::: Supplied entries :::

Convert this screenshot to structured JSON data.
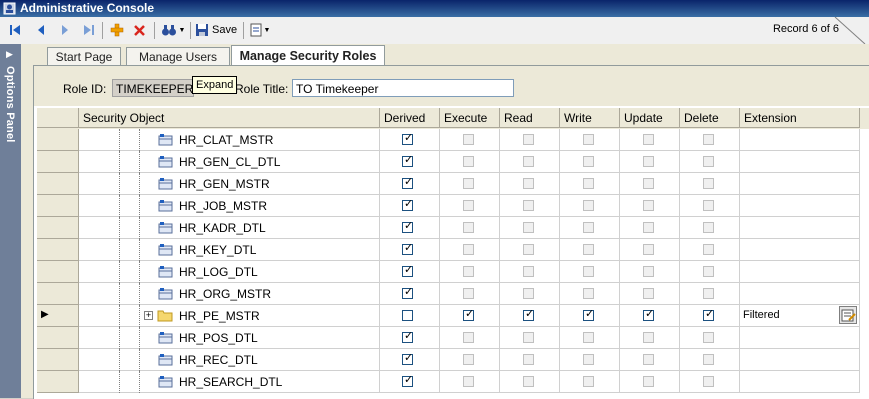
{
  "window": {
    "title": "Administrative Console"
  },
  "toolbar": {
    "save_label": "Save",
    "record_status": "Record 6 of 6",
    "buttons": [
      "first-record",
      "previous-record",
      "next-record",
      "last-record",
      "add-record",
      "delete-record",
      "find",
      "save",
      "options-menu"
    ]
  },
  "side_panel": {
    "label": "Options Panel"
  },
  "tabs": [
    {
      "label": "Start Page",
      "active": false
    },
    {
      "label": "Manage Users",
      "active": false
    },
    {
      "label": "Manage Security Roles",
      "active": true
    }
  ],
  "form": {
    "role_id_label": "Role ID:",
    "role_id_value": "TIMEKEEPER",
    "role_title_label": "Role Title:",
    "role_title_value": "TO Timekeeper",
    "tooltip": "Expand"
  },
  "grid": {
    "columns": [
      "Security Object",
      "Derived",
      "Execute",
      "Read",
      "Write",
      "Update",
      "Delete",
      "Extension"
    ],
    "rows": [
      {
        "object": "HR_CLAT_MSTR",
        "type": "table",
        "derived": true,
        "execute": false,
        "read": false,
        "write": false,
        "update": false,
        "delete": false,
        "extension": "",
        "enabled": false,
        "current": false
      },
      {
        "object": "HR_GEN_CL_DTL",
        "type": "table",
        "derived": true,
        "execute": false,
        "read": false,
        "write": false,
        "update": false,
        "delete": false,
        "extension": "",
        "enabled": false,
        "current": false
      },
      {
        "object": "HR_GEN_MSTR",
        "type": "table",
        "derived": true,
        "execute": false,
        "read": false,
        "write": false,
        "update": false,
        "delete": false,
        "extension": "",
        "enabled": false,
        "current": false
      },
      {
        "object": "HR_JOB_MSTR",
        "type": "table",
        "derived": true,
        "execute": false,
        "read": false,
        "write": false,
        "update": false,
        "delete": false,
        "extension": "",
        "enabled": false,
        "current": false
      },
      {
        "object": "HR_KADR_DTL",
        "type": "table",
        "derived": true,
        "execute": false,
        "read": false,
        "write": false,
        "update": false,
        "delete": false,
        "extension": "",
        "enabled": false,
        "current": false
      },
      {
        "object": "HR_KEY_DTL",
        "type": "table",
        "derived": true,
        "execute": false,
        "read": false,
        "write": false,
        "update": false,
        "delete": false,
        "extension": "",
        "enabled": false,
        "current": false
      },
      {
        "object": "HR_LOG_DTL",
        "type": "table",
        "derived": true,
        "execute": false,
        "read": false,
        "write": false,
        "update": false,
        "delete": false,
        "extension": "",
        "enabled": false,
        "current": false
      },
      {
        "object": "HR_ORG_MSTR",
        "type": "table",
        "derived": true,
        "execute": false,
        "read": false,
        "write": false,
        "update": false,
        "delete": false,
        "extension": "",
        "enabled": false,
        "current": false
      },
      {
        "object": "HR_PE_MSTR",
        "type": "folder",
        "derived": false,
        "execute": true,
        "read": true,
        "write": true,
        "update": true,
        "delete": true,
        "extension": "Filtered",
        "enabled": true,
        "current": true
      },
      {
        "object": "HR_POS_DTL",
        "type": "table",
        "derived": true,
        "execute": false,
        "read": false,
        "write": false,
        "update": false,
        "delete": false,
        "extension": "",
        "enabled": false,
        "current": false
      },
      {
        "object": "HR_REC_DTL",
        "type": "table",
        "derived": true,
        "execute": false,
        "read": false,
        "write": false,
        "update": false,
        "delete": false,
        "extension": "",
        "enabled": false,
        "current": false
      },
      {
        "object": "HR_SEARCH_DTL",
        "type": "table",
        "derived": true,
        "execute": false,
        "read": false,
        "write": false,
        "update": false,
        "delete": false,
        "extension": "",
        "enabled": false,
        "current": false
      }
    ]
  },
  "colors": {
    "titlebar": "#0a246a",
    "side_panel": "#6f7f99",
    "toolbar": "#f0f0f0",
    "grid_line": "#d0d0d0"
  }
}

:::

== What is expected ==
In your copy of the records, include no pictures; repeat everything else exactly.

== Output ==
Convert this screenshot to structured JSON data.
{
  "window": {
    "title": "Administrative Console"
  },
  "toolbar": {
    "save_label": "Save",
    "record_status": "Record 6 of 6",
    "buttons": [
      "first-record",
      "previous-record",
      "next-record",
      "last-record",
      "add-record",
      "delete-record",
      "find",
      "save",
      "options-menu"
    ]
  },
  "side_panel": {
    "label": "Options Panel"
  },
  "tabs": [
    {
      "label": "Start Page",
      "active": false
    },
    {
      "label": "Manage Users",
      "active": false
    },
    {
      "label": "Manage Security Roles",
      "active": true
    }
  ],
  "form": {
    "role_id_label": "Role ID:",
    "role_id_value": "TIMEKEEPER",
    "role_title_label": "Role Title:",
    "role_title_value": "TO Timekeeper",
    "tooltip": "Expand"
  },
  "grid": {
    "columns": [
      "Security Object",
      "Derived",
      "Execute",
      "Read",
      "Write",
      "Update",
      "Delete",
      "Extension"
    ],
    "rows": [
      {
        "object": "HR_CLAT_MSTR",
        "type": "table",
        "derived": true,
        "execute": false,
        "read": false,
        "write": false,
        "update": false,
        "delete": false,
        "extension": "",
        "enabled": false,
        "current": false
      },
      {
        "object": "HR_GEN_CL_DTL",
        "type": "table",
        "derived": true,
        "execute": false,
        "read": false,
        "write": false,
        "update": false,
        "delete": false,
        "extension": "",
        "enabled": false,
        "current": false
      },
      {
        "object": "HR_GEN_MSTR",
        "type": "table",
        "derived": true,
        "execute": false,
        "read": false,
        "write": false,
        "update": false,
        "delete": false,
        "extension": "",
        "enabled": false,
        "current": false
      },
      {
        "object": "HR_JOB_MSTR",
        "type": "table",
        "derived": true,
        "execute": false,
        "read": false,
        "write": false,
        "update": false,
        "delete": false,
        "extension": "",
        "enabled": false,
        "current": false
      },
      {
        "object": "HR_KADR_DTL",
        "type": "table",
        "derived": true,
        "execute": false,
        "read": false,
        "write": false,
        "update": false,
        "delete": false,
        "extension": "",
        "enabled": false,
        "current": false
      },
      {
        "object": "HR_KEY_DTL",
        "type": "table",
        "derived": true,
        "execute": false,
        "read": false,
        "write": false,
        "update": false,
        "delete": false,
        "extension": "",
        "enabled": false,
        "current": false
      },
      {
        "object": "HR_LOG_DTL",
        "type": "table",
        "derived": true,
        "execute": false,
        "read": false,
        "write": false,
        "update": false,
        "delete": false,
        "extension": "",
        "enabled": false,
        "current": false
      },
      {
        "object": "HR_ORG_MSTR",
        "type": "table",
        "derived": true,
        "execute": false,
        "read": false,
        "write": false,
        "update": false,
        "delete": false,
        "extension": "",
        "enabled": false,
        "current": false
      },
      {
        "object": "HR_PE_MSTR",
        "type": "folder",
        "derived": false,
        "execute": true,
        "read": true,
        "write": true,
        "update": true,
        "delete": true,
        "extension": "Filtered",
        "enabled": true,
        "current": true
      },
      {
        "object": "HR_POS_DTL",
        "type": "table",
        "derived": true,
        "execute": false,
        "read": false,
        "write": false,
        "update": false,
        "delete": false,
        "extension": "",
        "enabled": false,
        "current": false
      },
      {
        "object": "HR_REC_DTL",
        "type": "table",
        "derived": true,
        "execute": false,
        "read": false,
        "write": false,
        "update": false,
        "delete": false,
        "extension": "",
        "enabled": false,
        "current": false
      },
      {
        "object": "HR_SEARCH_DTL",
        "type": "table",
        "derived": true,
        "execute": false,
        "read": false,
        "write": false,
        "update": false,
        "delete": false,
        "extension": "",
        "enabled": false,
        "current": false
      }
    ]
  },
  "colors": {
    "titlebar": "#0a246a",
    "side_panel": "#6f7f99",
    "toolbar": "#f0f0f0",
    "grid_line": "#d0d0d0"
  }
}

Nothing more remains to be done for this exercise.